*WHAT TO DO:* Wherever the word "panel" appears in a line, copy that line.
-------------------------
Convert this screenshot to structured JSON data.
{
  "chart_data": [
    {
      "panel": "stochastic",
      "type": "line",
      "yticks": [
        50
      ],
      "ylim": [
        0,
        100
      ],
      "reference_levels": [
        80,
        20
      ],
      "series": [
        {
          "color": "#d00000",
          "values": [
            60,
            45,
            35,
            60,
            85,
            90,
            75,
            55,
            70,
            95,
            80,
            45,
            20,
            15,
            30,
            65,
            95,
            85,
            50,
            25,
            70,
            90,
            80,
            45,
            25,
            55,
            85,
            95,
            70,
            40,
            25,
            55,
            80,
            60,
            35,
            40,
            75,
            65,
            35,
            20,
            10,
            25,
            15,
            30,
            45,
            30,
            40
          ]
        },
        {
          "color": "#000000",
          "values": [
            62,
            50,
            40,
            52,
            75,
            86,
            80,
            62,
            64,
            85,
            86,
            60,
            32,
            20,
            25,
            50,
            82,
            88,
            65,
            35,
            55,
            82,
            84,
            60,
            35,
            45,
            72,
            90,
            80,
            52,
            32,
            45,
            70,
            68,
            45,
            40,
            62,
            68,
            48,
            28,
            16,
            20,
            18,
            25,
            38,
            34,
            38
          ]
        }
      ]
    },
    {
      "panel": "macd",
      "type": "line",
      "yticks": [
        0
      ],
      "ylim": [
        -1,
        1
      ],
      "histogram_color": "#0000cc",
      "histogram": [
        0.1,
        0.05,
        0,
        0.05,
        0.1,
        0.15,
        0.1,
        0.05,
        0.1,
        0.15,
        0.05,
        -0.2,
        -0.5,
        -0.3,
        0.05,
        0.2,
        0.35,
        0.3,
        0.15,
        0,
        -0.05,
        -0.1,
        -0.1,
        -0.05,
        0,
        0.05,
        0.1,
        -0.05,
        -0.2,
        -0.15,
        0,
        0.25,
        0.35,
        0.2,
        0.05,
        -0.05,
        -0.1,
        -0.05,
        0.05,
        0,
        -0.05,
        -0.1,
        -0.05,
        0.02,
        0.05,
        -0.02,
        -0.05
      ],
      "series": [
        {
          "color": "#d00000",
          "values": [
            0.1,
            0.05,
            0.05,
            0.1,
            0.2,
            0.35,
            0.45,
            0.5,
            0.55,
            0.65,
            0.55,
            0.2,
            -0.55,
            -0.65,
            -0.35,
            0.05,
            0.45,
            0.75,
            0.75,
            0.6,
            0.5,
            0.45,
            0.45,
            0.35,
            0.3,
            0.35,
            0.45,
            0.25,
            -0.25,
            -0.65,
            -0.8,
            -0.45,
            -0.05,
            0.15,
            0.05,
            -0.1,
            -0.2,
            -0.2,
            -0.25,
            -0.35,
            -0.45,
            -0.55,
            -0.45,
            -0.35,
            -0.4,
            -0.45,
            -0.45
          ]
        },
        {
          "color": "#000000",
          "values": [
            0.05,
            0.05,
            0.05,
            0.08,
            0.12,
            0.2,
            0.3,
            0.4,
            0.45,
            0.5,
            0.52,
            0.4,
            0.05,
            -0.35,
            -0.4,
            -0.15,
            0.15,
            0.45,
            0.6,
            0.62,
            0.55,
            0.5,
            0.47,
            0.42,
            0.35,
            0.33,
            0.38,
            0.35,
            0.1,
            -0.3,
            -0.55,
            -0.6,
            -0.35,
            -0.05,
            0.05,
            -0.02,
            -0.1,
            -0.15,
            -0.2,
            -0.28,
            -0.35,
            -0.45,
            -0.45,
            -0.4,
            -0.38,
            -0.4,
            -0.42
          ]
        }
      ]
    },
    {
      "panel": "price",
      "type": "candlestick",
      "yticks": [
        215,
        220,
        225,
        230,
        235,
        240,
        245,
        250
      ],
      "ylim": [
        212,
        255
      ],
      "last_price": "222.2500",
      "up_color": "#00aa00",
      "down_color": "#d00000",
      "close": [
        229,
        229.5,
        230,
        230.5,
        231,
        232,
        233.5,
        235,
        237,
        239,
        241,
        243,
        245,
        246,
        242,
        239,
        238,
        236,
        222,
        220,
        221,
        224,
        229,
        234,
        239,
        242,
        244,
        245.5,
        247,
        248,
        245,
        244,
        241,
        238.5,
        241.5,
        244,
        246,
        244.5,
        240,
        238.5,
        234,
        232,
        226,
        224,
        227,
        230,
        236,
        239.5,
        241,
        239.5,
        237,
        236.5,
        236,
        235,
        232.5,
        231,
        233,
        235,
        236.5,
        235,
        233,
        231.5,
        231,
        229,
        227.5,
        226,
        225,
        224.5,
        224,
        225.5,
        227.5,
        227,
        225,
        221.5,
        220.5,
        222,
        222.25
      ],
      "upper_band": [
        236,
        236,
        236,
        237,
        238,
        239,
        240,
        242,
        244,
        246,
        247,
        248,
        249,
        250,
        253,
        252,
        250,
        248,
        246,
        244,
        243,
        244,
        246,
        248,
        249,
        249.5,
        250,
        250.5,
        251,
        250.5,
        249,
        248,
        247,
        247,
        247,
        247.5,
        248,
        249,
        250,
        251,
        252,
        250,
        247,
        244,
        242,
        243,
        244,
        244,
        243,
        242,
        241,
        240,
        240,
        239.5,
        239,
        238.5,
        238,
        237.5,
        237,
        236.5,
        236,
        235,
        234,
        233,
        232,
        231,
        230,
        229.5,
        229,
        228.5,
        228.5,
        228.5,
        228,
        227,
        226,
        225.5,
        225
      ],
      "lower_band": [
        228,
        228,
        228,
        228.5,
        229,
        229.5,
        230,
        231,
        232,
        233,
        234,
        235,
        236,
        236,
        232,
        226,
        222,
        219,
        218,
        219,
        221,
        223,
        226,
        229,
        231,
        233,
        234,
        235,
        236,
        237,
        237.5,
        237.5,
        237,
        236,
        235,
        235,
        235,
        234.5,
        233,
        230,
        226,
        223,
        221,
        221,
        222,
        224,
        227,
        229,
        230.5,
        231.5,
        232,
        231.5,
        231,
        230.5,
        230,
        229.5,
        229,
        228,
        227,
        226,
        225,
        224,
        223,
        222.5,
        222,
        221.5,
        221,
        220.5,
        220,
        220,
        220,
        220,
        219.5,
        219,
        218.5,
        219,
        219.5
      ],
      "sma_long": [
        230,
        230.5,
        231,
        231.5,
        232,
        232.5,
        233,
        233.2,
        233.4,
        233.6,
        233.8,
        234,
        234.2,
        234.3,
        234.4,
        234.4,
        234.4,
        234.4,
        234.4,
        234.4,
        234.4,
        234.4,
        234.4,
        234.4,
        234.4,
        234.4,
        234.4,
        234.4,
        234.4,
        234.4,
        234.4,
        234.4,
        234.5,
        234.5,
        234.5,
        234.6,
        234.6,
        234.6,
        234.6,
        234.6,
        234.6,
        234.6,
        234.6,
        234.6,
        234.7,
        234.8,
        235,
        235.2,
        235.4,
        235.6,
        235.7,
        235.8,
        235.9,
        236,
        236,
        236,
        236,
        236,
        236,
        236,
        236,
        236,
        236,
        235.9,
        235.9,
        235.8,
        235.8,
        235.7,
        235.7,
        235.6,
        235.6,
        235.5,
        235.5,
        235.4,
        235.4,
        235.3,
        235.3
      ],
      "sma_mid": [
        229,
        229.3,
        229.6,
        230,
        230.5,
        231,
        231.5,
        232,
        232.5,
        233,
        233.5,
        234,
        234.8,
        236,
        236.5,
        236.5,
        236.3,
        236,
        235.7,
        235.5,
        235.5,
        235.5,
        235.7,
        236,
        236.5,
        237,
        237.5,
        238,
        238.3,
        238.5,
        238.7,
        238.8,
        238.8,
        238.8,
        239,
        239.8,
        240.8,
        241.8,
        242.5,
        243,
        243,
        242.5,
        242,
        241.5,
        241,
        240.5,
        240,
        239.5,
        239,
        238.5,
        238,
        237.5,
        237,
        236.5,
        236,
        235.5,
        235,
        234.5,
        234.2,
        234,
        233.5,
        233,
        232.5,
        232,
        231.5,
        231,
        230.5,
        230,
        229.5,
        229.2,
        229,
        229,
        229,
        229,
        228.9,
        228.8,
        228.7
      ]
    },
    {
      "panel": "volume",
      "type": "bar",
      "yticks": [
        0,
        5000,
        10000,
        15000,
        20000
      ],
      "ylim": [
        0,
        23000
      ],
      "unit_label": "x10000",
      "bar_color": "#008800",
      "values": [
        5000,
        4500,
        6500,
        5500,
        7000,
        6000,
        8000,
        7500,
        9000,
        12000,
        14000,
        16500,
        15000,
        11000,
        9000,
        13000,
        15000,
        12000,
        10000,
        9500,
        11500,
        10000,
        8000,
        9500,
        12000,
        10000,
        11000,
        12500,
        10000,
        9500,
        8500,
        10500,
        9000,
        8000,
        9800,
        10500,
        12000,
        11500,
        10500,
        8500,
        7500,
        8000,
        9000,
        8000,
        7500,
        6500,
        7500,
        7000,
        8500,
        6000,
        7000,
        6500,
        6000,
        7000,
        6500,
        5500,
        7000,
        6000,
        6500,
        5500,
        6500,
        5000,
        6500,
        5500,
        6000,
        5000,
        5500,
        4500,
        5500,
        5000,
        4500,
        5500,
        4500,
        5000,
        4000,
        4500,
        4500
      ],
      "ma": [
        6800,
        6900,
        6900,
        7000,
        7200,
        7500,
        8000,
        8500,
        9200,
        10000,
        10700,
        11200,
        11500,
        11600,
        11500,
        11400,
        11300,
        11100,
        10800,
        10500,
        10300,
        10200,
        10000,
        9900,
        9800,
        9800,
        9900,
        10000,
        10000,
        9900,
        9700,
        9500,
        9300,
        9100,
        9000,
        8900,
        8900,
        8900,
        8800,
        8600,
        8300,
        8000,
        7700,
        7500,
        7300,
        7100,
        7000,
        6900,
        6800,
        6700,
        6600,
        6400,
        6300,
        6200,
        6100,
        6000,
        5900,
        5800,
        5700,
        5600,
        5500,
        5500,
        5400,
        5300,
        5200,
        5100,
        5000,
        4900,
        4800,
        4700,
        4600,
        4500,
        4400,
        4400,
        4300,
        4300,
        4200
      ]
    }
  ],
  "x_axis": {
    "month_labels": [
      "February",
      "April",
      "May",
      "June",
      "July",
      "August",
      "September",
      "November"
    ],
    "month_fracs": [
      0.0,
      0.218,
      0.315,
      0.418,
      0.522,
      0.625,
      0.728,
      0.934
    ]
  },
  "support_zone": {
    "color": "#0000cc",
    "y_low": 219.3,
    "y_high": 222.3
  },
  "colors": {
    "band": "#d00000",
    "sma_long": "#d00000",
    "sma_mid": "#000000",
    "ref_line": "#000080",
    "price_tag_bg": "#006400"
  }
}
-------------------------
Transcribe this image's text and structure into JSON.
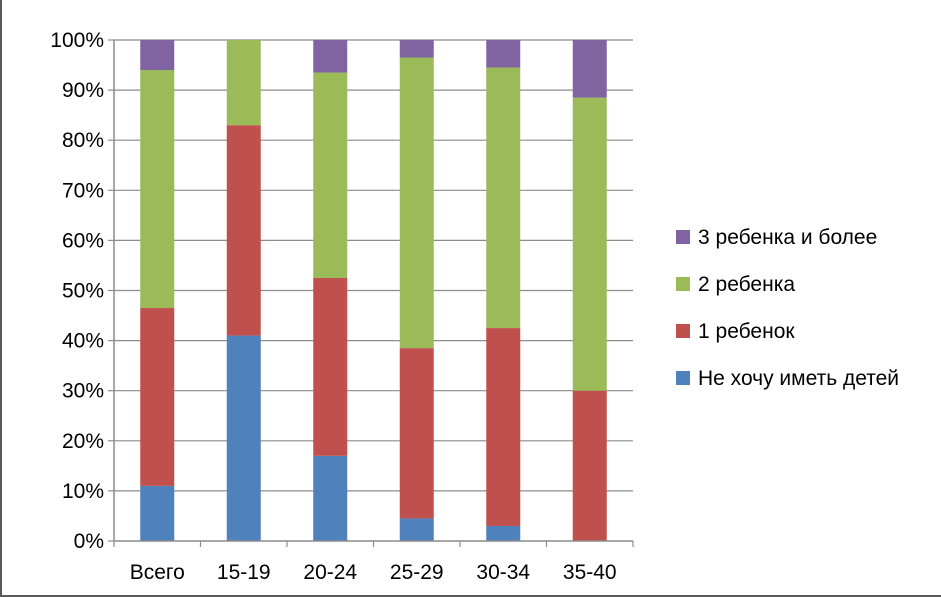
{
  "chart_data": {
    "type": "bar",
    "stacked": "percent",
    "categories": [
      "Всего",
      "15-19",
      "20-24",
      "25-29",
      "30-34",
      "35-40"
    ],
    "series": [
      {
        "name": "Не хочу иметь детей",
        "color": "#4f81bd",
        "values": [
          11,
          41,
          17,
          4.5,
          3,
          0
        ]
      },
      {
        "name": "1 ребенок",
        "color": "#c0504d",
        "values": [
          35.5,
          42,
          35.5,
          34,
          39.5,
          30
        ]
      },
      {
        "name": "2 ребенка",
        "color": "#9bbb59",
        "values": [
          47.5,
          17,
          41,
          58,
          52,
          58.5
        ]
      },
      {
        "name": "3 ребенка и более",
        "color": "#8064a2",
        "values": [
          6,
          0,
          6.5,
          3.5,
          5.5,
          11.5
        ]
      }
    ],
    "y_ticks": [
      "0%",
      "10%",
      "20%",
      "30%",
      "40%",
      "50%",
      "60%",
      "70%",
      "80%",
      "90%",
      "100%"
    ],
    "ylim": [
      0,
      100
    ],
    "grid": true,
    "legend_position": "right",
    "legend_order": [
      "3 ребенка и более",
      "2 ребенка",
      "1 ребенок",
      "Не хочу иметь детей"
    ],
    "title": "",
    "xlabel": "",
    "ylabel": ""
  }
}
-------------------------
*ANSWER TO THE PROBLEM:*
      "panel": "stochastic",
      "panel": "macd",
      "panel": "price",
      "panel": "volume",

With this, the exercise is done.